- **Data supplied**
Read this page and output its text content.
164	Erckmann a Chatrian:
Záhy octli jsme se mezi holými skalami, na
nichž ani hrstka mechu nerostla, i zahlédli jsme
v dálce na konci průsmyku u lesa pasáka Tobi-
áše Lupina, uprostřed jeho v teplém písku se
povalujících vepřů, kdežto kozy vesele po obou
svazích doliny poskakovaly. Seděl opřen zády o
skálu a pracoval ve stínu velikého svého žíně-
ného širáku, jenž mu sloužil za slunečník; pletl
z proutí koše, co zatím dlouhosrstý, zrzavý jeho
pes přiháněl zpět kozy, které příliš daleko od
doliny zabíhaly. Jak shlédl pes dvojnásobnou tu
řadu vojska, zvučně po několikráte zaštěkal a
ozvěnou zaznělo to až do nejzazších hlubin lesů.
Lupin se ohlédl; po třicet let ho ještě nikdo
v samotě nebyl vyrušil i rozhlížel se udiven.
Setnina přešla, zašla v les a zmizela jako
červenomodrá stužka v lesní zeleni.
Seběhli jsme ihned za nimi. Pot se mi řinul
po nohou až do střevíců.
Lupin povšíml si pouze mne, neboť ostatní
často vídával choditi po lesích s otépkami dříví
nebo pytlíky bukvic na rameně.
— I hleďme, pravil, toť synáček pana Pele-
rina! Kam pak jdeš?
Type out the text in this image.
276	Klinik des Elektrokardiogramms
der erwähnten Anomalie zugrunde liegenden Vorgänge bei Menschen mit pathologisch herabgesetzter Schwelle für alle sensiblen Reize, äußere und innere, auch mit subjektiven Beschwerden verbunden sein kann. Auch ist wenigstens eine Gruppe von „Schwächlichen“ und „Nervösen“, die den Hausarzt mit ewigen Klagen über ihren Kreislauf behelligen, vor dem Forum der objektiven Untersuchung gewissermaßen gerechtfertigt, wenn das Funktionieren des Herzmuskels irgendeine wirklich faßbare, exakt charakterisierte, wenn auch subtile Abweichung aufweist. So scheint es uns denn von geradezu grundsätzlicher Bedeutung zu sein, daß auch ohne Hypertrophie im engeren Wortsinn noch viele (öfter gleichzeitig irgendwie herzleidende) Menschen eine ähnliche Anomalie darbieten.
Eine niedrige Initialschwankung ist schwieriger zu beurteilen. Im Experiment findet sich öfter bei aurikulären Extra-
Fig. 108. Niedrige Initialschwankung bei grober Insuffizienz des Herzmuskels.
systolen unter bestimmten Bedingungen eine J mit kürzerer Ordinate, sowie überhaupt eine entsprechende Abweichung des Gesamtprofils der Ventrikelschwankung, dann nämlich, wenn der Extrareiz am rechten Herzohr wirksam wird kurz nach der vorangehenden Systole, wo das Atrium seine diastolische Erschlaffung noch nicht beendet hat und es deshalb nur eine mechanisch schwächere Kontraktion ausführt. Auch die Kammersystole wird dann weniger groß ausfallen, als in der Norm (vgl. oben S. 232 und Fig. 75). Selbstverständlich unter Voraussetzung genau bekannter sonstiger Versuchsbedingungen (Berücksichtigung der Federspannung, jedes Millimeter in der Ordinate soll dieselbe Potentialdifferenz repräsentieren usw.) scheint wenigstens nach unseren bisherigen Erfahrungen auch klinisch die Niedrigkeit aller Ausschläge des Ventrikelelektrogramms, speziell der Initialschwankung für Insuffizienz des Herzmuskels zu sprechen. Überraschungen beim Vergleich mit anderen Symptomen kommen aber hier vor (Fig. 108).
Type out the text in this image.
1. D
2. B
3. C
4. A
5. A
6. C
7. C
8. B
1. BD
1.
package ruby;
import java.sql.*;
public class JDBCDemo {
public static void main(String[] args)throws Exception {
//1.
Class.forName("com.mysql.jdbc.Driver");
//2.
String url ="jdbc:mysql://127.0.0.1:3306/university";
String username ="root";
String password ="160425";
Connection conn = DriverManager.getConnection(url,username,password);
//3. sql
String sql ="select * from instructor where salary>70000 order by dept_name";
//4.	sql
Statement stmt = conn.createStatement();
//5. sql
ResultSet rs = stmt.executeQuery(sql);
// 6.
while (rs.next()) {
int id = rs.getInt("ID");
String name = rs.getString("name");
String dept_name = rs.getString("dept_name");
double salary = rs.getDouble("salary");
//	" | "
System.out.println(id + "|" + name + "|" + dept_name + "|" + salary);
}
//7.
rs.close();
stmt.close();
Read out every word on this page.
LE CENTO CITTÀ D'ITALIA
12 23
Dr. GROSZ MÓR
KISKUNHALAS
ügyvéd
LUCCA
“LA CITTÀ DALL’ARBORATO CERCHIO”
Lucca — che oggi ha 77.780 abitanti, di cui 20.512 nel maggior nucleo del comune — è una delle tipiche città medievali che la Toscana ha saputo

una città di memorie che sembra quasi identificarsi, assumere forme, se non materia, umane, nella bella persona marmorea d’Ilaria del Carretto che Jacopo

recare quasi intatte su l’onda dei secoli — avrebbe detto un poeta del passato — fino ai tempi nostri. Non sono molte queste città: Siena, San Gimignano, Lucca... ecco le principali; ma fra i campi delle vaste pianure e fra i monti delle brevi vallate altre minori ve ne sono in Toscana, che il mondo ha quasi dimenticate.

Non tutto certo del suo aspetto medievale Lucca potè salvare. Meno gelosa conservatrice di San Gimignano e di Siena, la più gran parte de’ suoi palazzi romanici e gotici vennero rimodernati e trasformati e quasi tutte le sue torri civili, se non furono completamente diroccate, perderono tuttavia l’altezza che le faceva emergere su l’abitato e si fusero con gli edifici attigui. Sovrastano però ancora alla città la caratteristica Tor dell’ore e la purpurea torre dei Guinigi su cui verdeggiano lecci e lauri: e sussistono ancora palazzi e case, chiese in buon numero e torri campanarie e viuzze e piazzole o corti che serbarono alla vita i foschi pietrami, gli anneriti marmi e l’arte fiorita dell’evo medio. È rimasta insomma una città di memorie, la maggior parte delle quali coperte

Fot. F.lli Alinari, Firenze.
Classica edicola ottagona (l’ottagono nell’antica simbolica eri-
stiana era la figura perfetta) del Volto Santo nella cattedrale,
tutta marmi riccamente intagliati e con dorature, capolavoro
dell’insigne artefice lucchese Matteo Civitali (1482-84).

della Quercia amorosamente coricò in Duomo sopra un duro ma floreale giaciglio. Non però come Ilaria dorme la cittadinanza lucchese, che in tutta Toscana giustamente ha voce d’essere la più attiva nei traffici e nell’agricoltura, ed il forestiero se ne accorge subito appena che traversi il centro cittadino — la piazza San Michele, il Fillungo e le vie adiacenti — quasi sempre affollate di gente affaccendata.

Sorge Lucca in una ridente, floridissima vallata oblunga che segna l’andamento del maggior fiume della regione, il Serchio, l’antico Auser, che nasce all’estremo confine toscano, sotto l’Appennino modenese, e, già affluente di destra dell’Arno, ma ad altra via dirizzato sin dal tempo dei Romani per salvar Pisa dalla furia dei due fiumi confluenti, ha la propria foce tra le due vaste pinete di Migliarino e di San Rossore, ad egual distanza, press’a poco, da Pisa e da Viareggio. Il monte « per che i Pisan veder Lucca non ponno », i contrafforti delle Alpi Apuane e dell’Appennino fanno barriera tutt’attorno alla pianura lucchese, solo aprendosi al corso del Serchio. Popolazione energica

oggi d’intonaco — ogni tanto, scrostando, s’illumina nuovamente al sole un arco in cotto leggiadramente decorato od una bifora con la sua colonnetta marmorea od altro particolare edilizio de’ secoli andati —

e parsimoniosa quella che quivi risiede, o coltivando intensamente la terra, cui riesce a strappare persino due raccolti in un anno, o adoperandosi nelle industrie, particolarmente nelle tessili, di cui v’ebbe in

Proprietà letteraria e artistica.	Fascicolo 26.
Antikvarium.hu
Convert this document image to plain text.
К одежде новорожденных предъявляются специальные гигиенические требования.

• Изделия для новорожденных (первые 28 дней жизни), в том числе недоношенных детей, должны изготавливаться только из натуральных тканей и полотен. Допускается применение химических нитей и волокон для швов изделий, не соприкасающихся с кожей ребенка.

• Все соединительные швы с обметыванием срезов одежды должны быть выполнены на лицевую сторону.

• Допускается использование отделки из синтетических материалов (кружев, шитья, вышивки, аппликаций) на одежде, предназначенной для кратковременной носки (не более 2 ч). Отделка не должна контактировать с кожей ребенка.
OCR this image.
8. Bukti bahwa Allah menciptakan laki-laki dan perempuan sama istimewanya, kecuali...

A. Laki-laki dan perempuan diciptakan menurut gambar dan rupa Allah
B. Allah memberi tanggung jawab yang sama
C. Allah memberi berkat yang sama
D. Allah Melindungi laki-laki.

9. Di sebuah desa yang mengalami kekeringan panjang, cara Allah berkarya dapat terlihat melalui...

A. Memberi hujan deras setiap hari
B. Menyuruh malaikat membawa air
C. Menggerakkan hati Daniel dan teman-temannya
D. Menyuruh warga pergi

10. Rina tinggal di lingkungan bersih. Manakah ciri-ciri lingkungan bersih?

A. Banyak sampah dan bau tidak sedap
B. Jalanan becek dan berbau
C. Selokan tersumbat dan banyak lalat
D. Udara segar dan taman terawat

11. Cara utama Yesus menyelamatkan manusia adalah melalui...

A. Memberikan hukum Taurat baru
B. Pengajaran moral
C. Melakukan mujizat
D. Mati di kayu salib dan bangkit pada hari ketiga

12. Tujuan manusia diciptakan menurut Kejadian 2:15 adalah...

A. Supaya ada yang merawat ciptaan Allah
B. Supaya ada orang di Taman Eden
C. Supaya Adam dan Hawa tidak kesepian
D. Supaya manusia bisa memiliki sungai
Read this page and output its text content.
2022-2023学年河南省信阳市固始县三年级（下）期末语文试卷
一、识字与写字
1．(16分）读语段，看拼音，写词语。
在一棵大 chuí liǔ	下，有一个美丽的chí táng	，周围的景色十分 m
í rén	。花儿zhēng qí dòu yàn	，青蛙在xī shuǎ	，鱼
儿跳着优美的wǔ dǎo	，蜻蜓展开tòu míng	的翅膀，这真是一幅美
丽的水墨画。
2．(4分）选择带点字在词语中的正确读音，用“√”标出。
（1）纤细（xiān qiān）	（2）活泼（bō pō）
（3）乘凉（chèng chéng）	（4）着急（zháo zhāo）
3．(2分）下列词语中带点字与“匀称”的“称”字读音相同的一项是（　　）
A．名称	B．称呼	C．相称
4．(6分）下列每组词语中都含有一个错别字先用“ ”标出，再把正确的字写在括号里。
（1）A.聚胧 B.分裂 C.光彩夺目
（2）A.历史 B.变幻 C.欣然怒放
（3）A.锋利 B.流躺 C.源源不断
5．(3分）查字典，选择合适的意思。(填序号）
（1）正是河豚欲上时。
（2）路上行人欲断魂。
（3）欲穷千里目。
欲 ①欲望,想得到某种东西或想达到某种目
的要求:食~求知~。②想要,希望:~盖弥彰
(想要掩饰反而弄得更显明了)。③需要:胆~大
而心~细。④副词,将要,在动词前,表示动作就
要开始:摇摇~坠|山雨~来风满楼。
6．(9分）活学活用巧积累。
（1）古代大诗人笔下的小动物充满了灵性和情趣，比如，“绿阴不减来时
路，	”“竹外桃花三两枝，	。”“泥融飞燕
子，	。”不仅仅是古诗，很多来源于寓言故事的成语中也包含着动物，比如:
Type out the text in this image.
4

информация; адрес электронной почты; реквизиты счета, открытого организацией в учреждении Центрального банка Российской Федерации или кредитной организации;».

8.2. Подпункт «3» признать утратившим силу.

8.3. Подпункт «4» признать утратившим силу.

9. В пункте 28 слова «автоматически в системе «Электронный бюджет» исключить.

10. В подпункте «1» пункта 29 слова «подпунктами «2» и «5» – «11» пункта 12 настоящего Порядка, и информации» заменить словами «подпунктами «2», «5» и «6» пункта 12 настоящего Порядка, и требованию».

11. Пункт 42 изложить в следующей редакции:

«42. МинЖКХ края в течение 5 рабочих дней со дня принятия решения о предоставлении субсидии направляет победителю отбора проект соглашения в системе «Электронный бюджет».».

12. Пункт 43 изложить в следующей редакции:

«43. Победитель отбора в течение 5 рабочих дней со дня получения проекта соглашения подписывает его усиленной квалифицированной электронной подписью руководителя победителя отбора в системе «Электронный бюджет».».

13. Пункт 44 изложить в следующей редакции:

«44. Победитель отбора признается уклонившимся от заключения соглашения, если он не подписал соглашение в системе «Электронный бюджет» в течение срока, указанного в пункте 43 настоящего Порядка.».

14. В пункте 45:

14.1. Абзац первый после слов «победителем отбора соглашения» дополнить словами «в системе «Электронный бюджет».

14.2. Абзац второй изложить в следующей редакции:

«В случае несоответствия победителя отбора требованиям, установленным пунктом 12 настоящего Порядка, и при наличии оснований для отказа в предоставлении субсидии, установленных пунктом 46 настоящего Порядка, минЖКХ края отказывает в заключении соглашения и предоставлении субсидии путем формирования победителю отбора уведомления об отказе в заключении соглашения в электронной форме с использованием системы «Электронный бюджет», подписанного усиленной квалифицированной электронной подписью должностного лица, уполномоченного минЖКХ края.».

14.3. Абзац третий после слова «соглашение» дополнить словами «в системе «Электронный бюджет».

- **Task objective**
Look over the material above and show each line where "lucchese" appears.

- **Task answer**
dell’insigne artefice lucchese Matteo Civitali (1482-84).
della Quercia amorosamente coricò in Duomo sopra un duro ma floreale giaciglio. Non però come Ilaria dorme la cittadinanza lucchese, che in tutta Toscana giustamente ha voce d’essere la più attiva nei traffici e nell’agricoltura, ed il forestiero se ne accorge subito appena che traversi il centro cittadino — la piazza San Michele, il Fillungo e le vie adiacenti — quasi sempre affollate di gente affaccendata.
Sorge Lucca in una ridente, floridissima vallata oblunga che segna l’andamento del maggior fiume della regione, il Serchio, l’antico Auser, che nasce all’estremo confine toscano, sotto l’Appennino modenese, e, già affluente di destra dell’Arno, ma ad altra via dirizzato sin dal tempo dei Romani per salvar Pisa dalla furia dei due fiumi confluenti, ha la propria foce tra le due vaste pinete di Migliarino e di San Rossore, ad egual distanza, press’a poco, da Pisa e da Viareggio. Il monte « per che i Pisan veder Lucca non ponno », i contrafforti delle Alpi Apuane e dell’Appennino fanno barriera tutt’attorno alla pianura lucchese, solo aprendosi al corso del Serchio. Popolazione energica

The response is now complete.